Continue the biography of Peter Dizozza from its last sentence.

[Opening Extracted text section]

Peter William Dizozza (born 5 September 1958) is an American music composer who also produces supplemental material as a writer, pianist, performer, photographer, and filmmaker. Since 2000 he has been the director of the WAH Theater at the Williamsburg Art & Historical Center.

== Life and career ==

Peter William Dizozza was born on September 5, 1958, in Forest Hills (Queens), New York. He and his sister, Monica, are the two children of an attorney, Nicholas Frederick Dizozza, who came from a large family in Greenpoint, Brooklyn, and a teacher, Madeleine, the only child of Margaret and Anthony Carillo who settled in Forest Hills. Although a fourth-generation New Yorker through both his grandmothers' lineages, Dizozza's ancestry is Italian. His paternal grandfather, Peter Dizozza, was born in Ginosa (Apulia), and his maternal grandfather was born in San Giuseppe (Naples). Dizozza had a conservative and strongly Catholic upbringing. He attended Our Lady Queen of Martyrs grammar school and Archbishop Molloy High School in Queens, New York, and then went to Queens College, graduating with a Humanities Degree in Music, English, and Philosophy. After a series of summer jobs with the City of New York obtained through his maternal grandmother's friendship with a Brooklyn political leader, Meade Esposito, in 1981, at the age of 23, Dizozza joined the City Comptroller's Office and worked as an assistant, financial analyst, and court representative under Harrison J. Goldin and Elizabeth Holtzman until 1991. It was while working at the Comptroller's Office by day and attending St. John's Law School at night that Dizozza began directing music at the Bronx community theatre and became enamored with it. He graduated from Law School in 1986 and in 1988, moved to the East Village, Manhattan, and began performing his own material. In 1991 he was admitted into the BMI Lehman Engel Musical Theater Workshop as a composer and began legal employment as an associate with The Law Office of Jerald D. Werlin, a firm specializing in personal injury in Long Island City. His monthly piano/singer/songwriter shows began in November 1995 at—and because of—an open-stage anti-folk anti-hoot organized and hosted by Lach at SideWalk Bar-Restaurant.

[Closing Extracted text section]
[Opening Information given section]

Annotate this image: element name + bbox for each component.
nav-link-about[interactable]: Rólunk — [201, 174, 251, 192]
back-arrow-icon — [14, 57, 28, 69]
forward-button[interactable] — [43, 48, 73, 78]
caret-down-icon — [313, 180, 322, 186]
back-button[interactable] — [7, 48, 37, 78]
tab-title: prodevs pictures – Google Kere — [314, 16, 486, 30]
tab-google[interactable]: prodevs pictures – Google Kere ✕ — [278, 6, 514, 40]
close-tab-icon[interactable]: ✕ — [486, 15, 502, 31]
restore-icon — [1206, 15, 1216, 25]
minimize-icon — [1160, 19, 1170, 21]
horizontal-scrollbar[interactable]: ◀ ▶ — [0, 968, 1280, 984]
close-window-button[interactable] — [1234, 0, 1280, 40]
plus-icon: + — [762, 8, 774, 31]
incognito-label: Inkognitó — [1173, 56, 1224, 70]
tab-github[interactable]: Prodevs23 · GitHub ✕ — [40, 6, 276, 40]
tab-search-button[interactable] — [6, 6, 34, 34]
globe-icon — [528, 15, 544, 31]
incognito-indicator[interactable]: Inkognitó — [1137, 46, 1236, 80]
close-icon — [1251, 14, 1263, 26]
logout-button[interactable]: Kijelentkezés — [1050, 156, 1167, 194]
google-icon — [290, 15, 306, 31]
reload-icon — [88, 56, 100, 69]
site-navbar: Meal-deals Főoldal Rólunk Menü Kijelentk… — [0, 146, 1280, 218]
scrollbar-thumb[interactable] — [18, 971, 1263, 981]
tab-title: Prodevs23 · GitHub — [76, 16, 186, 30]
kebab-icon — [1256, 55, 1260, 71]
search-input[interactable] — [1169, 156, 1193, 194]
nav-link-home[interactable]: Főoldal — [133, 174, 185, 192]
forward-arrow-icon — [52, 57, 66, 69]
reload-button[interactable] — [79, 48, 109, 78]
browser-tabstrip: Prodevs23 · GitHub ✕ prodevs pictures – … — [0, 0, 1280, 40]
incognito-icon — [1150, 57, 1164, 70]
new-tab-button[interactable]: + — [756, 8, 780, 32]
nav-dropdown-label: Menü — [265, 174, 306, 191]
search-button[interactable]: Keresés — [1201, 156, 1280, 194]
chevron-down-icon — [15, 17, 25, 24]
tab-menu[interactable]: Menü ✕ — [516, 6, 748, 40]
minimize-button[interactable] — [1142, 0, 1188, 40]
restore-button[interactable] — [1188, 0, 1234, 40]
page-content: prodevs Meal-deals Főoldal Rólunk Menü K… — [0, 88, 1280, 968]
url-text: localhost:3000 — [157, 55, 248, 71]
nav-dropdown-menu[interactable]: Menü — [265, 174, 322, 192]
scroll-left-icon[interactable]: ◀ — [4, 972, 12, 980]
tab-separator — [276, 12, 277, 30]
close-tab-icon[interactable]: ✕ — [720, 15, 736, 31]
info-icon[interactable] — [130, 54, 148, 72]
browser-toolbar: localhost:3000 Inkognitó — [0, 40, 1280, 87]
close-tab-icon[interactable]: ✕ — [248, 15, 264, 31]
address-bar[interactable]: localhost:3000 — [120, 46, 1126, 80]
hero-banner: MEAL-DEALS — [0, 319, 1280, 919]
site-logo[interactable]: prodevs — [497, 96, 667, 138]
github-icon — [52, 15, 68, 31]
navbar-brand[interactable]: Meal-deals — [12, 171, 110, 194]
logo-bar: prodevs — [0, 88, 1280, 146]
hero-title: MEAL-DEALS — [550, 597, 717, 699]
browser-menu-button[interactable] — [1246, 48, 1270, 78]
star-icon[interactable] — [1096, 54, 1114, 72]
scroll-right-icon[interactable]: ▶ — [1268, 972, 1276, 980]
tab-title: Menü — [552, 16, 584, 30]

[Closing Information given section]

#### Exercise output:
Dizozza's family vacationed at Candlewood Lake in Connecticut. That led to some acting in children's commercials of DuRona studios and a brief appearance in a wedding scene as an extra in the Sylvester Stallone vehicle The Lords of Flatbush.

Since 1964 Dizozza has produced a steady output of primarily musical original material. To contain and administer his creative catalogue, he registered in 1996 a D/B/A and started a website under the name Cinema VII, reviving a collective founded in 1972 by a high school friend, Mike Lindsay.

== Plays and productions ==
- Prepare to meet your maker – Musical mystery play with 30 performances and a soundtrack recorded by Alex Abrash and David Baker at Electric Lady Studio in September 2001.
- The Golf Wars – First reading at La MaMa, E.T.C. on April 5, 2002. Soundtrack, Songs of The Golf Wars, produced by Major Matt Mason USA for Olive Juice Music. Produced at The WAH Theatre in conjunction with World Peace Exhibit, 2002, directed by Tom Nondorf. Revived as a band performance at Joe's Pub at The Joseph Papp Public Theater and in a revised staging by Tom Nondorf at La Mama, in time for the November elections in 2006.
- The Marriage at the Statue of Liberty (2003) – Wrote and produced for the Williamsburg Art & Historical Center Brave Destiny Exhibition, a modern ballet with dialogue after Cocteau (inspired by Les mariés de la tour Eiffel, the surrealist ballet with dialogue by the French Poet/Filmmaker Jean Cocteau). Features the Emiaj Dance Troupe.
- Contributed short plays to the Manhattan Theatre Source 48 Hour Spontaneous Combustion Production (Gala & Ligeti), March 24–26, 2002, and to the Confronting Chekhov festival, 2009 (Not the Ravine) and Dramatizing Dante festival, 2010 (The Afterdeath, a Francesca and Paolo mini-opera) produced by The Brooklyn Playwrights Collective.
- The Last Dodo – Premiered at the Williamsburg Art & Historical Center, playing from February through April 2001, at Baby Jupiter, 170 Stanton Street at Orchard Street, New York, NY. Soundtrack produced by Aashish Pathak. A film sketch was completed in 2003.
- A Question of Solitude, TentagatneT, The Last Dodo, The Peace Mission, Witchfinders, Coppélia, and The Eleventh Hour originated at La MaMa, E.T.C.'s Experiments concert reading series, curated by George Ferencz (1998–2009).
- Marilyn Majeski directed Coppélia for La Mama then subsequently produced the show through Wing and a Prayer Productions at the Gene Frankel Theatre Workshop in 1998.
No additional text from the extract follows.